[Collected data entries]
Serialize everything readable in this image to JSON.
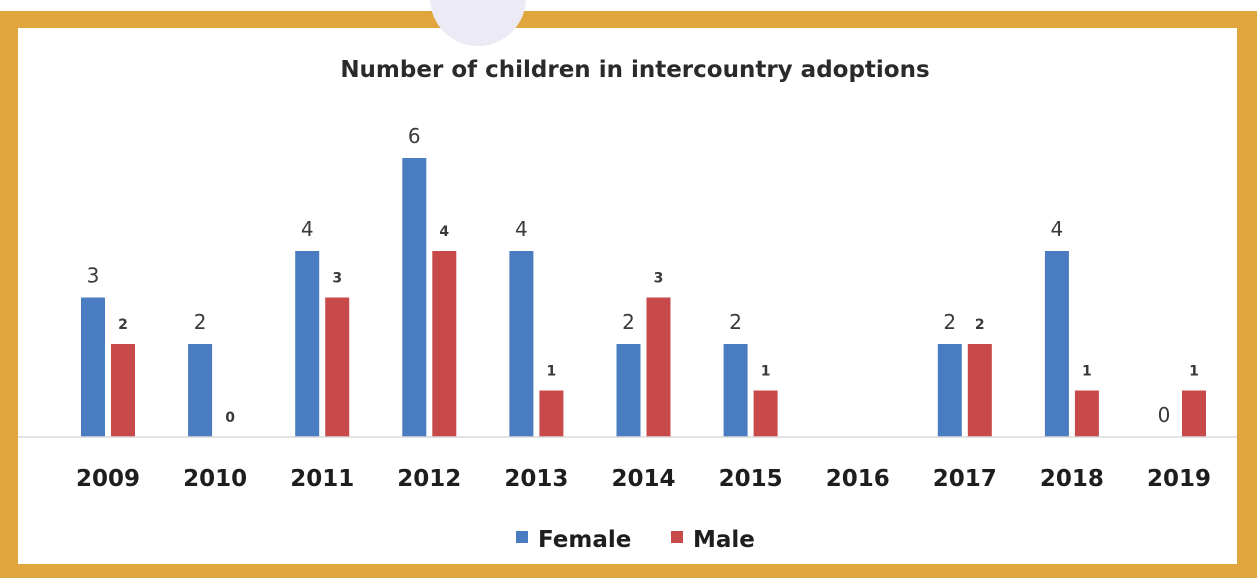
{
  "chart_data": {
    "type": "bar",
    "title": "Number of children in intercountry adoptions",
    "categories": [
      "2009",
      "2010",
      "2011",
      "2012",
      "2013",
      "2014",
      "2015",
      "2016",
      "2017",
      "2018",
      "2019"
    ],
    "series": [
      {
        "name": "Female",
        "color": "#4a7cc2",
        "values": [
          3,
          2,
          4,
          6,
          4,
          2,
          2,
          null,
          2,
          4,
          0
        ],
        "labels": [
          "3",
          "2",
          "4",
          "6",
          "4",
          "2",
          "2",
          "",
          "2",
          "4",
          "0"
        ]
      },
      {
        "name": "Male",
        "color": "#c8494a",
        "values": [
          2,
          0,
          3,
          4,
          1,
          3,
          1,
          null,
          2,
          1,
          1
        ],
        "labels": [
          "2",
          "0",
          "3",
          "4",
          "1",
          "3",
          "1",
          "",
          "2",
          "1",
          "1"
        ]
      }
    ],
    "ylim": [
      0,
      6
    ],
    "grid": false,
    "legend_position": "bottom"
  }
}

**Task instructions**. Reproduce each entry precisely. Leave the pictures out.

**Reply**.
Serialize everything readable in this image to JSON.
{
  "chart_data": {
    "type": "bar",
    "title": "Number of children in intercountry adoptions",
    "categories": [
      "2009",
      "2010",
      "2011",
      "2012",
      "2013",
      "2014",
      "2015",
      "2016",
      "2017",
      "2018",
      "2019"
    ],
    "series": [
      {
        "name": "Female",
        "color": "#4a7cc2",
        "values": [
          3,
          2,
          4,
          6,
          4,
          2,
          2,
          null,
          2,
          4,
          0
        ],
        "labels": [
          "3",
          "2",
          "4",
          "6",
          "4",
          "2",
          "2",
          "",
          "2",
          "4",
          "0"
        ]
      },
      {
        "name": "Male",
        "color": "#c8494a",
        "values": [
          2,
          0,
          3,
          4,
          1,
          3,
          1,
          null,
          2,
          1,
          1
        ],
        "labels": [
          "2",
          "0",
          "3",
          "4",
          "1",
          "3",
          "1",
          "",
          "2",
          "1",
          "1"
        ]
      }
    ],
    "ylim": [
      0,
      6
    ],
    "grid": false,
    "legend_position": "bottom"
  }
}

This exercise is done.